** Start Material **

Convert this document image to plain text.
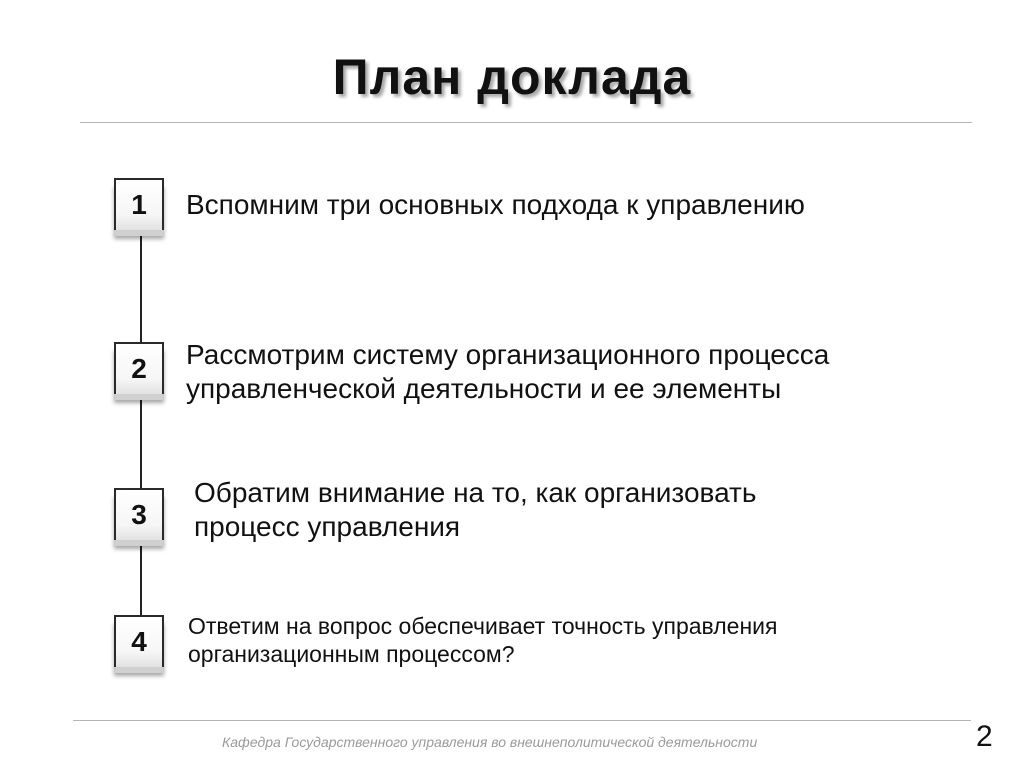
План доклада
1	Вспомним три основных подхода к управлению
2	Рассмотрим систему организационного процесса
управленческой деятельности и ее элементы
3
Обратим внимание на то, как организовать
процесс управления
4	Ответим на вопрос обеспечивает точность управления
организационным процессом?
Кафедра Государственного управления во внешнеполитической деятельности	2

** End Material **

**What is asked**
Copy out all the records exactly, excluding pictures.

**Solved problem**
Convert this document image to plain text.
План доклада
1	Вспомним три основных подхода к управлению
2	Рассмотрим систему организационного процесса
управленческой деятельности и ее элементы
3
Обратим внимание на то, как организовать
процесс управления
4	Ответим на вопрос обеспечивает точность управления
организационным процессом?
Кафедра Государственного управления во внешнеполитической деятельности	2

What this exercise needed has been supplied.